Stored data
━━━━
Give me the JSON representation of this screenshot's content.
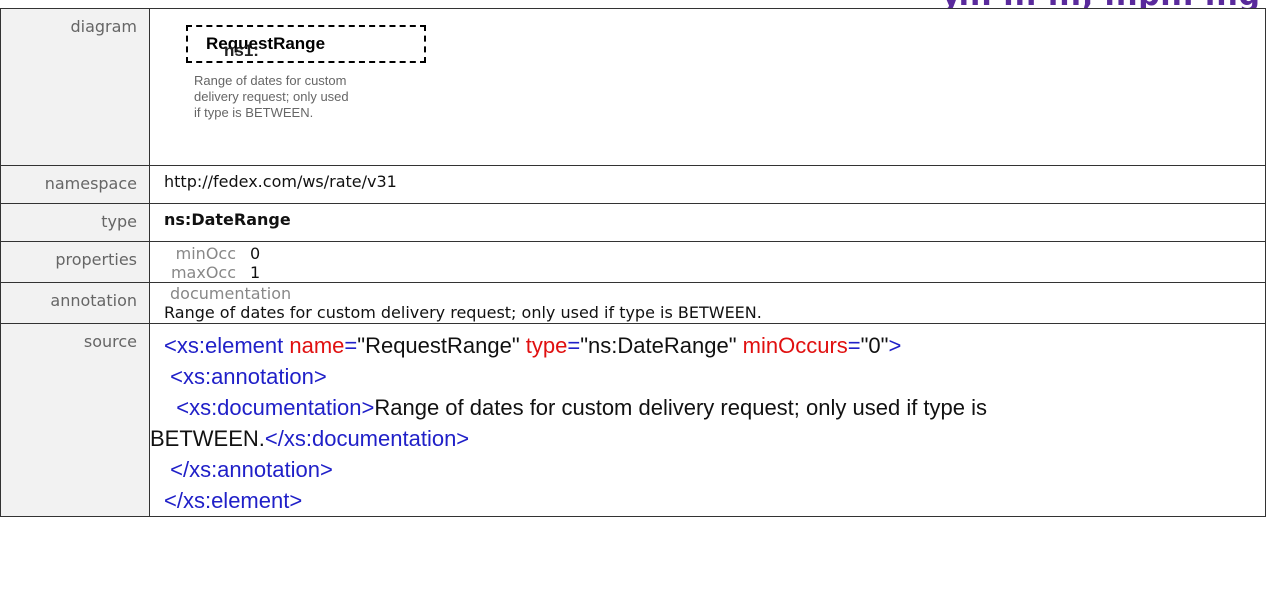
{
  "header": {
    "fragment": "y... ... ...; ...p... ...g"
  },
  "rows": {
    "diagram": {
      "label": "diagram",
      "element_prefix": "ns1:",
      "element_name": "RequestRange",
      "doc": "Range of dates for custom delivery request; only used if type is BETWEEN."
    },
    "namespace": {
      "label": "namespace",
      "value": "http://fedex.com/ws/rate/v31"
    },
    "type": {
      "label": "type",
      "value": "ns:DateRange"
    },
    "properties": {
      "label": "properties",
      "items": [
        {
          "key": "minOcc",
          "value": "0"
        },
        {
          "key": "maxOcc",
          "value": "1"
        }
      ]
    },
    "annotation": {
      "label": "annotation",
      "heading": "documentation",
      "text": "Range of dates for custom delivery request; only used if type is BETWEEN."
    },
    "source": {
      "label": "source",
      "line1": {
        "open": "<xs:element",
        "a1": "name",
        "v1": "\"RequestRange\"",
        "a2": "type",
        "v2": "\"ns:DateRange\"",
        "a3": "minOccurs",
        "v3": "\"0\"",
        "close": ">"
      },
      "line2": " <xs:annotation>",
      "line3_open": "  <xs:documentation>",
      "line3_text": "Range of dates for custom delivery request; only used if type is",
      "line4_text": "BETWEEN.",
      "line4_close": "</xs:documentation>",
      "line5": " </xs:annotation>",
      "line6": "</xs:element>"
    }
  },
  "colors": {
    "tag": "#2020c8",
    "attribute": "#e01010",
    "label_bg": "#f2f2f2",
    "border": "#333333"
  }
}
━━━━
Directive: Each record should be quoted exactly, with the images omitted.

Task result:
Give me the JSON representation of this screenshot's content.
{
  "header": {
    "fragment": "y... ... ...; ...p... ...g"
  },
  "rows": {
    "diagram": {
      "label": "diagram",
      "element_prefix": "ns1:",
      "element_name": "RequestRange",
      "doc": "Range of dates for custom delivery request; only used if type is BETWEEN."
    },
    "namespace": {
      "label": "namespace",
      "value": "http://fedex.com/ws/rate/v31"
    },
    "type": {
      "label": "type",
      "value": "ns:DateRange"
    },
    "properties": {
      "label": "properties",
      "items": [
        {
          "key": "minOcc",
          "value": "0"
        },
        {
          "key": "maxOcc",
          "value": "1"
        }
      ]
    },
    "annotation": {
      "label": "annotation",
      "heading": "documentation",
      "text": "Range of dates for custom delivery request; only used if type is BETWEEN."
    },
    "source": {
      "label": "source",
      "line1": {
        "open": "<xs:element",
        "a1": "name",
        "v1": "\"RequestRange\"",
        "a2": "type",
        "v2": "\"ns:DateRange\"",
        "a3": "minOccurs",
        "v3": "\"0\"",
        "close": ">"
      },
      "line2": " <xs:annotation>",
      "line3_open": "  <xs:documentation>",
      "line3_text": "Range of dates for custom delivery request; only used if type is",
      "line4_text": "BETWEEN.",
      "line4_close": "</xs:documentation>",
      "line5": " </xs:annotation>",
      "line6": "</xs:element>"
    }
  },
  "colors": {
    "tag": "#2020c8",
    "attribute": "#e01010",
    "label_bg": "#f2f2f2",
    "border": "#333333"
  }
}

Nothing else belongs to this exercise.